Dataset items
^^^^^^^^
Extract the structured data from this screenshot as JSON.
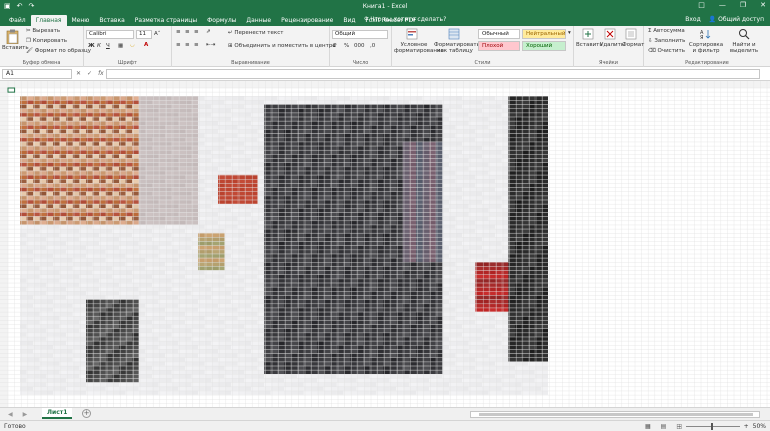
{
  "titlebar": {
    "title": "Книга1 - Excel",
    "quick_access": [
      "save-icon",
      "undo-icon",
      "redo-icon"
    ],
    "window_controls": [
      "ribbon-display-icon",
      "minimize-icon",
      "restore-icon",
      "close-icon"
    ]
  },
  "tabs": [
    "Файл",
    "Главная",
    "Меню",
    "Вставка",
    "Разметка страницы",
    "Формулы",
    "Данные",
    "Рецензирование",
    "Вид",
    "Foxit Reader PDF"
  ],
  "active_tab": "Главная",
  "tell_me": "Что вы хотите сделать?",
  "user": {
    "login": "Вход",
    "share": "Общий доступ"
  },
  "ribbon": {
    "clipboard": {
      "paste": "Вставить",
      "cut": "Вырезать",
      "copy": "Копировать",
      "format_painter": "Формат по образцу",
      "label": "Буфер обмена"
    },
    "font": {
      "name": "Calibri",
      "size": "11",
      "label": "Шрифт"
    },
    "alignment": {
      "wrap": "Перенести текст",
      "merge": "Объединить и поместить в центре",
      "label": "Выравнивание"
    },
    "number": {
      "format": "Общий",
      "label": "Число"
    },
    "styles": {
      "conditional": "Условное форматирование",
      "as_table": "Форматировать как таблицу",
      "normal": "Обычный",
      "neutral": "Нейтральный",
      "bad": "Плохой",
      "good": "Хороший",
      "label": "Стили"
    },
    "cells": {
      "insert": "Вставить",
      "delete": "Удалить",
      "format": "Формат",
      "label": "Ячейки"
    },
    "editing": {
      "autosum": "Автосумма",
      "fill": "Заполнить",
      "clear": "Очистить",
      "sort": "Сортировка и фильтр",
      "find": "Найти и выделить",
      "label": "Редактирование"
    }
  },
  "formula_bar": {
    "name_box": "A1",
    "fx": "fx",
    "value": ""
  },
  "sheet": {
    "tab": "Лист1",
    "status": "Готово",
    "zoom": "50%"
  },
  "colors": {
    "accent": "#217346",
    "ribbon_bg": "#f3f3f3"
  }
}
^^^^^^^^
• **Work required**
Exactly reproduce the entries above, minus the pictures.

• **Reply to the task**
Extract the structured data from this screenshot as JSON.
{
  "titlebar": {
    "title": "Книга1 - Excel",
    "quick_access": [
      "save-icon",
      "undo-icon",
      "redo-icon"
    ],
    "window_controls": [
      "ribbon-display-icon",
      "minimize-icon",
      "restore-icon",
      "close-icon"
    ]
  },
  "tabs": [
    "Файл",
    "Главная",
    "Меню",
    "Вставка",
    "Разметка страницы",
    "Формулы",
    "Данные",
    "Рецензирование",
    "Вид",
    "Foxit Reader PDF"
  ],
  "active_tab": "Главная",
  "tell_me": "Что вы хотите сделать?",
  "user": {
    "login": "Вход",
    "share": "Общий доступ"
  },
  "ribbon": {
    "clipboard": {
      "paste": "Вставить",
      "cut": "Вырезать",
      "copy": "Копировать",
      "format_painter": "Формат по образцу",
      "label": "Буфер обмена"
    },
    "font": {
      "name": "Calibri",
      "size": "11",
      "label": "Шрифт"
    },
    "alignment": {
      "wrap": "Перенести текст",
      "merge": "Объединить и поместить в центре",
      "label": "Выравнивание"
    },
    "number": {
      "format": "Общий",
      "label": "Число"
    },
    "styles": {
      "conditional": "Условное форматирование",
      "as_table": "Форматировать как таблицу",
      "normal": "Обычный",
      "neutral": "Нейтральный",
      "bad": "Плохой",
      "good": "Хороший",
      "label": "Стили"
    },
    "cells": {
      "insert": "Вставить",
      "delete": "Удалить",
      "format": "Формат",
      "label": "Ячейки"
    },
    "editing": {
      "autosum": "Автосумма",
      "fill": "Заполнить",
      "clear": "Очистить",
      "sort": "Сортировка и фильтр",
      "find": "Найти и выделить",
      "label": "Редактирование"
    }
  },
  "formula_bar": {
    "name_box": "A1",
    "fx": "fx",
    "value": ""
  },
  "sheet": {
    "tab": "Лист1",
    "status": "Готово",
    "zoom": "50%"
  },
  "colors": {
    "accent": "#217346",
    "ribbon_bg": "#f3f3f3"
  }
}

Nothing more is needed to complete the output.